>>

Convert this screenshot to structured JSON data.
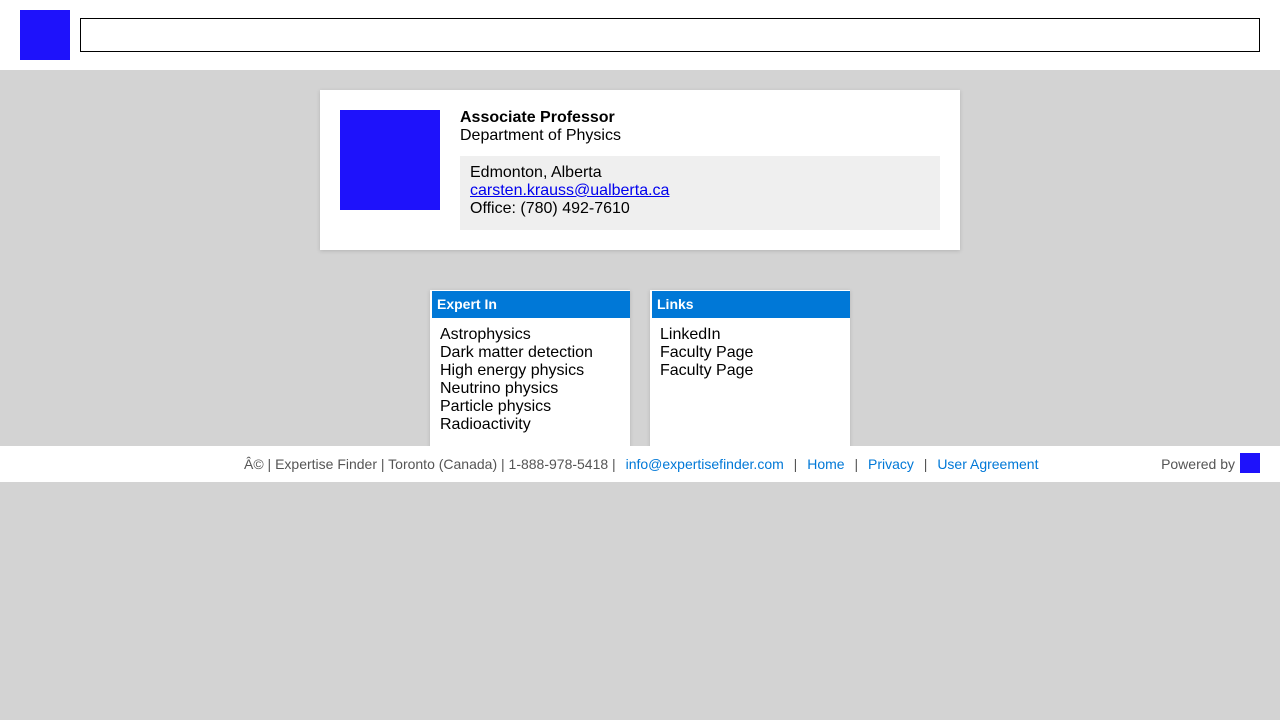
{
  "header": {
    "search_value": "",
    "search_placeholder": "",
    "logo_color": "#1e12fb"
  },
  "profile": {
    "title": "Associate Professor",
    "department": "Department of Physics",
    "location": "Edmonton, Alberta",
    "email": "carsten.krauss@ualberta.ca",
    "phone": "Office: (780) 492-7610",
    "photo_color": "#1e12fb"
  },
  "expert": {
    "header": "Expert In",
    "items": [
      "Astrophysics",
      "Dark matter detection",
      "High energy physics",
      "Neutrino physics",
      "Particle physics",
      "Radioactivity"
    ]
  },
  "links": {
    "header": "Links",
    "items": [
      "LinkedIn",
      "Faculty Page",
      "Faculty Page"
    ]
  },
  "footer": {
    "info": "Â© | Expertise Finder | Toronto (Canada) | 1-888-978-5418 |",
    "email": "info@expertisefinder.com",
    "home": "Home",
    "privacy": "Privacy",
    "agreement": "User Agreement",
    "separator": "|",
    "powered_by": "Powered by"
  },
  "colors": {
    "accent": "#0078d7",
    "brand": "#1e12fb",
    "background": "#d3d3d3"
  }
}
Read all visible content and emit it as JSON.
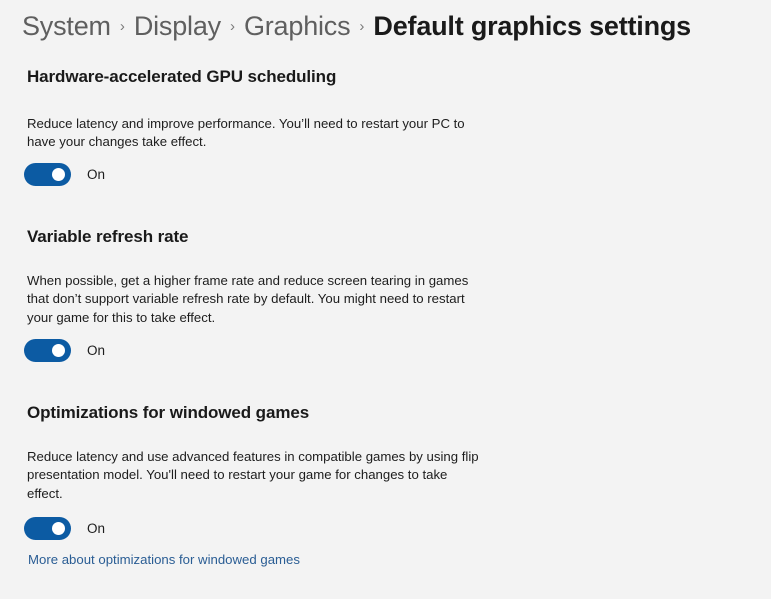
{
  "breadcrumb": {
    "separator": "›",
    "items": [
      {
        "label": "System",
        "current": false
      },
      {
        "label": "Display",
        "current": false
      },
      {
        "label": "Graphics",
        "current": false
      },
      {
        "label": "Default graphics settings",
        "current": true
      }
    ]
  },
  "sections": [
    {
      "title": "Hardware-accelerated GPU scheduling",
      "description": "Reduce latency and improve performance. You’ll need to restart your PC to have your changes take effect.",
      "toggle": {
        "state": "On",
        "label": "On",
        "checked": true
      }
    },
    {
      "title": "Variable refresh rate",
      "description": "When possible, get a higher frame rate and reduce screen tearing in games that don’t support variable refresh rate by default. You might need to restart your game for this to take effect.",
      "toggle": {
        "state": "On",
        "label": "On",
        "checked": true
      }
    },
    {
      "title": "Optimizations for windowed games",
      "description": "Reduce latency and use advanced features in compatible games by using flip presentation model. You'll need to restart your game for changes to take effect.",
      "toggle": {
        "state": "On",
        "label": "On",
        "checked": true
      },
      "link": "More about optimizations for windowed games"
    }
  ],
  "colors": {
    "background": "#f3f3f3",
    "accent": "#0c5ba3",
    "link": "#2a5d94",
    "text": "#1b1b1b",
    "muted_text": "#5f5f5f"
  }
}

<<

**What you should do:**
Take the data above and repeat it exactly, leaving each picture out.

**Result of the exercise:**
Convert this screenshot to structured JSON data.
{
  "header": {
    "search_value": "",
    "search_placeholder": "",
    "logo_color": "#1e12fb"
  },
  "profile": {
    "title": "Associate Professor",
    "department": "Department of Physics",
    "location": "Edmonton, Alberta",
    "email": "carsten.krauss@ualberta.ca",
    "phone": "Office: (780) 492-7610",
    "photo_color": "#1e12fb"
  },
  "expert": {
    "header": "Expert In",
    "items": [
      "Astrophysics",
      "Dark matter detection",
      "High energy physics",
      "Neutrino physics",
      "Particle physics",
      "Radioactivity"
    ]
  },
  "links": {
    "header": "Links",
    "items": [
      "LinkedIn",
      "Faculty Page",
      "Faculty Page"
    ]
  },
  "footer": {
    "info": "Â© | Expertise Finder | Toronto (Canada) | 1-888-978-5418 |",
    "email": "info@expertisefinder.com",
    "home": "Home",
    "privacy": "Privacy",
    "agreement": "User Agreement",
    "separator": "|",
    "powered_by": "Powered by"
  },
  "colors": {
    "accent": "#0078d7",
    "brand": "#1e12fb",
    "background": "#d3d3d3"
  }
}
Read all visible content and emit it as JSON.
{
  "breadcrumb": {
    "separator": "›",
    "items": [
      {
        "label": "System",
        "current": false
      },
      {
        "label": "Display",
        "current": false
      },
      {
        "label": "Graphics",
        "current": false
      },
      {
        "label": "Default graphics settings",
        "current": true
      }
    ]
  },
  "sections": [
    {
      "title": "Hardware-accelerated GPU scheduling",
      "description": "Reduce latency and improve performance. You’ll need to restart your PC to have your changes take effect.",
      "toggle": {
        "state": "On",
        "label": "On",
        "checked": true
      }
    },
    {
      "title": "Variable refresh rate",
      "description": "When possible, get a higher frame rate and reduce screen tearing in games that don’t support variable refresh rate by default. You might need to restart your game for this to take effect.",
      "toggle": {
        "state": "On",
        "label": "On",
        "checked": true
      }
    },
    {
      "title": "Optimizations for windowed games",
      "description": "Reduce latency and use advanced features in compatible games by using flip presentation model. You'll need to restart your game for changes to take effect.",
      "toggle": {
        "state": "On",
        "label": "On",
        "checked": true
      },
      "link": "More about optimizations for windowed games"
    }
  ],
  "colors": {
    "background": "#f3f3f3",
    "accent": "#0c5ba3",
    "link": "#2a5d94",
    "text": "#1b1b1b",
    "muted_text": "#5f5f5f"
  }
}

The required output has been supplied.